== Records for the exercise ==
= = =
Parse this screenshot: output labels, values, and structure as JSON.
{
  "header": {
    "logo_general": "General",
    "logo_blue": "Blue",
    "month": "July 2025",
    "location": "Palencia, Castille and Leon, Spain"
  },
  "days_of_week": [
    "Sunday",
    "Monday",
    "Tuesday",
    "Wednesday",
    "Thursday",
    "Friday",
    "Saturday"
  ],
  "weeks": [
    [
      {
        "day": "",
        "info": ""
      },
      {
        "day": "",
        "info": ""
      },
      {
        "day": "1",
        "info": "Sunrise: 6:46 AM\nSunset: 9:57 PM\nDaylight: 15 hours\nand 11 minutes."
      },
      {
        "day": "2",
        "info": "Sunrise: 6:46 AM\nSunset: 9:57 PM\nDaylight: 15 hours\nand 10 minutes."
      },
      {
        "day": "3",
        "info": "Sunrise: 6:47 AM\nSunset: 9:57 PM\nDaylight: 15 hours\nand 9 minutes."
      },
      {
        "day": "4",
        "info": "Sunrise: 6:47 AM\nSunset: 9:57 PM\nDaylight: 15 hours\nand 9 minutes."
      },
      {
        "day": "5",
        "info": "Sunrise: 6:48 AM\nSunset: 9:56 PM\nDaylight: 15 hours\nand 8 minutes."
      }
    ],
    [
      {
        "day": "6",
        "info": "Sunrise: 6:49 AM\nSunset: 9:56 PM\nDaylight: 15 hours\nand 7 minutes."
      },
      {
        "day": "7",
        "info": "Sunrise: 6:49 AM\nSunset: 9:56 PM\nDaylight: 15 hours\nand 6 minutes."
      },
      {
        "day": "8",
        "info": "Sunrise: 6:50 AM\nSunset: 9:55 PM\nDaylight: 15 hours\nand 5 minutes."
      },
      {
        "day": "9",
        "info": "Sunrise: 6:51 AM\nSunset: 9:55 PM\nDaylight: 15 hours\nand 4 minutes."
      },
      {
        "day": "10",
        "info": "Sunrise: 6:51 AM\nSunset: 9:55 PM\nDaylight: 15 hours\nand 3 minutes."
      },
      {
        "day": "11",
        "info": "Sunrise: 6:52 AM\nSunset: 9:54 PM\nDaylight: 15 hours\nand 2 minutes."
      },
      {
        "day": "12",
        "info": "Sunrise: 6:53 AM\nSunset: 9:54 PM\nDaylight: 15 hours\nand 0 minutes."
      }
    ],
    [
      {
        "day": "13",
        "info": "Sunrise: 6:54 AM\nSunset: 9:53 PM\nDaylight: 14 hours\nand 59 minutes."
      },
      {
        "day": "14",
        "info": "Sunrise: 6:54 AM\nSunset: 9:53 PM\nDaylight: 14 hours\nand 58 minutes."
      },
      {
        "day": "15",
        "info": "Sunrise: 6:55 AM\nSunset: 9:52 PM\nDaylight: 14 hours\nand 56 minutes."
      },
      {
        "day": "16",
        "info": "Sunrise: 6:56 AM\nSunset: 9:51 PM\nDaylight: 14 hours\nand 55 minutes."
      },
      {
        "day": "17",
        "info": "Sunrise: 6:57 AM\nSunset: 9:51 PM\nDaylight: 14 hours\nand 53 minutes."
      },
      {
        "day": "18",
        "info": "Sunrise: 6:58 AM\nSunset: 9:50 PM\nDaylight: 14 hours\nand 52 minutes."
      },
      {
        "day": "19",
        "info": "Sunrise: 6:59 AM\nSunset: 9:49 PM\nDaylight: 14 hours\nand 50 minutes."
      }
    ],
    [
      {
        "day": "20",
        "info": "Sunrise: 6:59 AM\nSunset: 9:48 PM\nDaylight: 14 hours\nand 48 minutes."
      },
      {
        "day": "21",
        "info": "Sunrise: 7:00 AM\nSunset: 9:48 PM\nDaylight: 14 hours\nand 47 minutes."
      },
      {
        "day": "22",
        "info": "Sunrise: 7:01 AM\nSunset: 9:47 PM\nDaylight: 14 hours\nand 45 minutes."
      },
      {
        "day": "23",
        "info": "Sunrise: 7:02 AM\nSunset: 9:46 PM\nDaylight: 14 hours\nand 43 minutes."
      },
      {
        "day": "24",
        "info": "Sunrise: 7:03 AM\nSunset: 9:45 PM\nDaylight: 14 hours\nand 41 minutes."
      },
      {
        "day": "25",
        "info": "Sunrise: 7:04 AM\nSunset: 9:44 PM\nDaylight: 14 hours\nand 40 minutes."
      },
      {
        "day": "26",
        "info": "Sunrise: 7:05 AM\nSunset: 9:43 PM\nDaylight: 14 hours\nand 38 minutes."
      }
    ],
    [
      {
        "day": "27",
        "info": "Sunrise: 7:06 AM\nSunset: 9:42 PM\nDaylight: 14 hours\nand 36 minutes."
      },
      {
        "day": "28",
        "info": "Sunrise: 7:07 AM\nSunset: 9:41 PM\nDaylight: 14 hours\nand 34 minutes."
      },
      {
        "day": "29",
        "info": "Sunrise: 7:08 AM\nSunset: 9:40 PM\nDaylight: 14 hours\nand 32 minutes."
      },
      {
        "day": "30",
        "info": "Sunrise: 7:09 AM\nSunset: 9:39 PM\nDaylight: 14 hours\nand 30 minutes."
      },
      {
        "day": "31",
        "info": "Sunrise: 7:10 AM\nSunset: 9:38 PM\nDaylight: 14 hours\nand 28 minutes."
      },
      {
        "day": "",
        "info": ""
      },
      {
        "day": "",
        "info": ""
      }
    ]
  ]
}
= = =
== Instructions to follow ==
Reproduce the entries above in full by retyping them exactly.

== Task output ==
Parse this screenshot: output labels, values, and structure as JSON.
{
  "header": {
    "logo_general": "General",
    "logo_blue": "Blue",
    "month": "July 2025",
    "location": "Palencia, Castille and Leon, Spain"
  },
  "days_of_week": [
    "Sunday",
    "Monday",
    "Tuesday",
    "Wednesday",
    "Thursday",
    "Friday",
    "Saturday"
  ],
  "weeks": [
    [
      {
        "day": "",
        "info": ""
      },
      {
        "day": "",
        "info": ""
      },
      {
        "day": "1",
        "info": "Sunrise: 6:46 AM\nSunset: 9:57 PM\nDaylight: 15 hours\nand 11 minutes."
      },
      {
        "day": "2",
        "info": "Sunrise: 6:46 AM\nSunset: 9:57 PM\nDaylight: 15 hours\nand 10 minutes."
      },
      {
        "day": "3",
        "info": "Sunrise: 6:47 AM\nSunset: 9:57 PM\nDaylight: 15 hours\nand 9 minutes."
      },
      {
        "day": "4",
        "info": "Sunrise: 6:47 AM\nSunset: 9:57 PM\nDaylight: 15 hours\nand 9 minutes."
      },
      {
        "day": "5",
        "info": "Sunrise: 6:48 AM\nSunset: 9:56 PM\nDaylight: 15 hours\nand 8 minutes."
      }
    ],
    [
      {
        "day": "6",
        "info": "Sunrise: 6:49 AM\nSunset: 9:56 PM\nDaylight: 15 hours\nand 7 minutes."
      },
      {
        "day": "7",
        "info": "Sunrise: 6:49 AM\nSunset: 9:56 PM\nDaylight: 15 hours\nand 6 minutes."
      },
      {
        "day": "8",
        "info": "Sunrise: 6:50 AM\nSunset: 9:55 PM\nDaylight: 15 hours\nand 5 minutes."
      },
      {
        "day": "9",
        "info": "Sunrise: 6:51 AM\nSunset: 9:55 PM\nDaylight: 15 hours\nand 4 minutes."
      },
      {
        "day": "10",
        "info": "Sunrise: 6:51 AM\nSunset: 9:55 PM\nDaylight: 15 hours\nand 3 minutes."
      },
      {
        "day": "11",
        "info": "Sunrise: 6:52 AM\nSunset: 9:54 PM\nDaylight: 15 hours\nand 2 minutes."
      },
      {
        "day": "12",
        "info": "Sunrise: 6:53 AM\nSunset: 9:54 PM\nDaylight: 15 hours\nand 0 minutes."
      }
    ],
    [
      {
        "day": "13",
        "info": "Sunrise: 6:54 AM\nSunset: 9:53 PM\nDaylight: 14 hours\nand 59 minutes."
      },
      {
        "day": "14",
        "info": "Sunrise: 6:54 AM\nSunset: 9:53 PM\nDaylight: 14 hours\nand 58 minutes."
      },
      {
        "day": "15",
        "info": "Sunrise: 6:55 AM\nSunset: 9:52 PM\nDaylight: 14 hours\nand 56 minutes."
      },
      {
        "day": "16",
        "info": "Sunrise: 6:56 AM\nSunset: 9:51 PM\nDaylight: 14 hours\nand 55 minutes."
      },
      {
        "day": "17",
        "info": "Sunrise: 6:57 AM\nSunset: 9:51 PM\nDaylight: 14 hours\nand 53 minutes."
      },
      {
        "day": "18",
        "info": "Sunrise: 6:58 AM\nSunset: 9:50 PM\nDaylight: 14 hours\nand 52 minutes."
      },
      {
        "day": "19",
        "info": "Sunrise: 6:59 AM\nSunset: 9:49 PM\nDaylight: 14 hours\nand 50 minutes."
      }
    ],
    [
      {
        "day": "20",
        "info": "Sunrise: 6:59 AM\nSunset: 9:48 PM\nDaylight: 14 hours\nand 48 minutes."
      },
      {
        "day": "21",
        "info": "Sunrise: 7:00 AM\nSunset: 9:48 PM\nDaylight: 14 hours\nand 47 minutes."
      },
      {
        "day": "22",
        "info": "Sunrise: 7:01 AM\nSunset: 9:47 PM\nDaylight: 14 hours\nand 45 minutes."
      },
      {
        "day": "23",
        "info": "Sunrise: 7:02 AM\nSunset: 9:46 PM\nDaylight: 14 hours\nand 43 minutes."
      },
      {
        "day": "24",
        "info": "Sunrise: 7:03 AM\nSunset: 9:45 PM\nDaylight: 14 hours\nand 41 minutes."
      },
      {
        "day": "25",
        "info": "Sunrise: 7:04 AM\nSunset: 9:44 PM\nDaylight: 14 hours\nand 40 minutes."
      },
      {
        "day": "26",
        "info": "Sunrise: 7:05 AM\nSunset: 9:43 PM\nDaylight: 14 hours\nand 38 minutes."
      }
    ],
    [
      {
        "day": "27",
        "info": "Sunrise: 7:06 AM\nSunset: 9:42 PM\nDaylight: 14 hours\nand 36 minutes."
      },
      {
        "day": "28",
        "info": "Sunrise: 7:07 AM\nSunset: 9:41 PM\nDaylight: 14 hours\nand 34 minutes."
      },
      {
        "day": "29",
        "info": "Sunrise: 7:08 AM\nSunset: 9:40 PM\nDaylight: 14 hours\nand 32 minutes."
      },
      {
        "day": "30",
        "info": "Sunrise: 7:09 AM\nSunset: 9:39 PM\nDaylight: 14 hours\nand 30 minutes."
      },
      {
        "day": "31",
        "info": "Sunrise: 7:10 AM\nSunset: 9:38 PM\nDaylight: 14 hours\nand 28 minutes."
      },
      {
        "day": "",
        "info": ""
      },
      {
        "day": "",
        "info": ""
      }
    ]
  ]
}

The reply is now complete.